● **DATASET EXCERPTS**
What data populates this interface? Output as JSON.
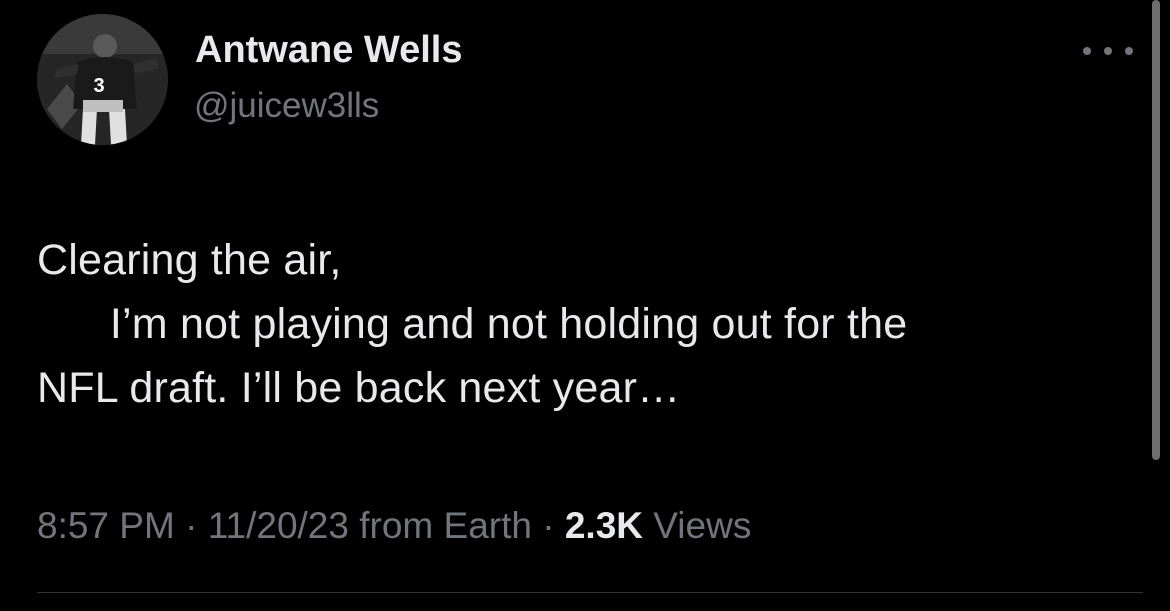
{
  "author": {
    "name": "Antwane Wells",
    "handle": "@juicew3lls",
    "avatar_icon": "profile-photo",
    "avatar_jersey_number": "3"
  },
  "more_icon": "more-horizontal-icon",
  "tweet": {
    "lines": [
      "Clearing the air,",
      "      I’m not playing and not holding out for the",
      "NFL draft. I’ll be back next year…"
    ]
  },
  "meta": {
    "time": "8:57 PM",
    "separator": "·",
    "date": "11/20/23",
    "source": "from Earth",
    "views_count": "2.3K",
    "views_label": "Views"
  },
  "colors": {
    "background": "#000000",
    "primary_text": "#e7e9ea",
    "secondary_text": "#71767b",
    "divider": "#2f3336"
  }
}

● **TASK TO CARRY OUT**
Without the pictures, return the entries exactly as they appear.

● **FINAL RESULT**
What data populates this interface? Output as JSON.
{
  "author": {
    "name": "Antwane Wells",
    "handle": "@juicew3lls",
    "avatar_icon": "profile-photo",
    "avatar_jersey_number": "3"
  },
  "more_icon": "more-horizontal-icon",
  "tweet": {
    "lines": [
      "Clearing the air,",
      "      I’m not playing and not holding out for the",
      "NFL draft. I’ll be back next year…"
    ]
  },
  "meta": {
    "time": "8:57 PM",
    "separator": "·",
    "date": "11/20/23",
    "source": "from Earth",
    "views_count": "2.3K",
    "views_label": "Views"
  },
  "colors": {
    "background": "#000000",
    "primary_text": "#e7e9ea",
    "secondary_text": "#71767b",
    "divider": "#2f3336"
  }
}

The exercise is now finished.